* start *

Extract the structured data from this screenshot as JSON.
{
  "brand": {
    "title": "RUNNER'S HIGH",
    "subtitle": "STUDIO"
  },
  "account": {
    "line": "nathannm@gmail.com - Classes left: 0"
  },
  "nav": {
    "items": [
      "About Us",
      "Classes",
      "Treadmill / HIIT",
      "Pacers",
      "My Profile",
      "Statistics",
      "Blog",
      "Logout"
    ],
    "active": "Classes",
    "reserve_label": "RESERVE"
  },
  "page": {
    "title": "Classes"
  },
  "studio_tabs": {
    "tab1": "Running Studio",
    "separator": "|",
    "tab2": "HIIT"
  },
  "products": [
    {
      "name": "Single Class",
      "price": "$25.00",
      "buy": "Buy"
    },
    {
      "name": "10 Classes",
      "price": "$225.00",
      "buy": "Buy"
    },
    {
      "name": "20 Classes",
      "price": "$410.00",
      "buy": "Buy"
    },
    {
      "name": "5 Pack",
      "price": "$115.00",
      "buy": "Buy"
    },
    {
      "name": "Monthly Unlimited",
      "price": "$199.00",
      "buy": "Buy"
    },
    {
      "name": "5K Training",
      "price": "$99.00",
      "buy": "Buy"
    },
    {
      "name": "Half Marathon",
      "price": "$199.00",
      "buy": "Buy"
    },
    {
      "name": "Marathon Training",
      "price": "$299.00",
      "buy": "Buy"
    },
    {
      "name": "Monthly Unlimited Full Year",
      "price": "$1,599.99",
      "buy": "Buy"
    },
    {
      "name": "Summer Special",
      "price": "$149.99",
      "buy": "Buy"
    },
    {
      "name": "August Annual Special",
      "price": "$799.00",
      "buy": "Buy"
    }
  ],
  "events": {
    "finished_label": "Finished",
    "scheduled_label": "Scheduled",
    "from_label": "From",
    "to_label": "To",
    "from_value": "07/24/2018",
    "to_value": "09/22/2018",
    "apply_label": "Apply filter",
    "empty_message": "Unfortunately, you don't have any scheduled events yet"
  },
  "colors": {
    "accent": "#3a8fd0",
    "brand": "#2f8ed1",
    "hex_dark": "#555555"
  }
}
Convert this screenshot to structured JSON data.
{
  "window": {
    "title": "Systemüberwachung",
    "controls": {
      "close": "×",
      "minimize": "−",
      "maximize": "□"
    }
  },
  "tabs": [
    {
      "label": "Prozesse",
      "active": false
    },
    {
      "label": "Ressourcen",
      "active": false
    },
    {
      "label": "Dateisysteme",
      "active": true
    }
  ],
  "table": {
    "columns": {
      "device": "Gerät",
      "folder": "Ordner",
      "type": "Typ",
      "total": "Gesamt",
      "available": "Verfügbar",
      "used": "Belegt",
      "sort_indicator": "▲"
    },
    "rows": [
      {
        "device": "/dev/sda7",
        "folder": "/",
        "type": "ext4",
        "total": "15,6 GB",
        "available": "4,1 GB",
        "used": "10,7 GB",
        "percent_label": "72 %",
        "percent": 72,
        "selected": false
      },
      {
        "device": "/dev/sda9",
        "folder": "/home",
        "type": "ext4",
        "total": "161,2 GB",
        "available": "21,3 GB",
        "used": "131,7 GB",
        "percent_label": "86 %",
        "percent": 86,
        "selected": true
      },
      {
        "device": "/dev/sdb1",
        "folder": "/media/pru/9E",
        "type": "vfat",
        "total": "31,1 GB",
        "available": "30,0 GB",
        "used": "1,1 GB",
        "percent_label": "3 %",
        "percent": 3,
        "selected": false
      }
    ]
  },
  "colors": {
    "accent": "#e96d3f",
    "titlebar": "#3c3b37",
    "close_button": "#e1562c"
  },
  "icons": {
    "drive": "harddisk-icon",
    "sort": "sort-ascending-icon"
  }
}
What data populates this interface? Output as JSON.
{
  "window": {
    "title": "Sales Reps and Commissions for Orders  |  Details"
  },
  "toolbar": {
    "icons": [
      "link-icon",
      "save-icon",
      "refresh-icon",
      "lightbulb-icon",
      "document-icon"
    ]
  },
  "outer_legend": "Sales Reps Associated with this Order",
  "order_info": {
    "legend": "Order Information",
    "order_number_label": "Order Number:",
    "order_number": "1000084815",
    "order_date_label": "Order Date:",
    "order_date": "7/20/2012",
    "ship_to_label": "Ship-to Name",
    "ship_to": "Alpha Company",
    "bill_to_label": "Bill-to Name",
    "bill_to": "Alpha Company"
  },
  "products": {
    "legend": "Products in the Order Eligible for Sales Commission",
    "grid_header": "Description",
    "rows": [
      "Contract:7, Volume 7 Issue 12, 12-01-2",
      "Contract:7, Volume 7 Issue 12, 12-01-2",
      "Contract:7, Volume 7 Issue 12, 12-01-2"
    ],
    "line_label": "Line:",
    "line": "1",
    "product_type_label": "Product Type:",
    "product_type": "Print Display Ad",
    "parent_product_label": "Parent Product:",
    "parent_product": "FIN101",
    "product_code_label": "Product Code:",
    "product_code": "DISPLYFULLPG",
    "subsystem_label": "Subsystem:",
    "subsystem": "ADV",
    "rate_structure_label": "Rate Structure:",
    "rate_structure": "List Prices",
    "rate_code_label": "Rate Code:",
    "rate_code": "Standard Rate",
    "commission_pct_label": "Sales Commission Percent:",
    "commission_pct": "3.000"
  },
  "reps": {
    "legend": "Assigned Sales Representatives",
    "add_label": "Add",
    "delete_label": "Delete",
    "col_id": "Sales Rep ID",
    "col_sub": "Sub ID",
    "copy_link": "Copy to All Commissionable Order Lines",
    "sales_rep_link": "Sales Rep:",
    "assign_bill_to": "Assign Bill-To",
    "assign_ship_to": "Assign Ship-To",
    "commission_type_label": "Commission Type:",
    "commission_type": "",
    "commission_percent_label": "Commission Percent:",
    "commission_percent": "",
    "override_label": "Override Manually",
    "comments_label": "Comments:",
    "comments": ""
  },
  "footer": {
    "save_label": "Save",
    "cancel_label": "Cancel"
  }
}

* end *

Exercise brief:
Gather all lines where the word "Special" appears.

Answer to the problem:
      "name": "Summer Special",
      "name": "August Annual Special",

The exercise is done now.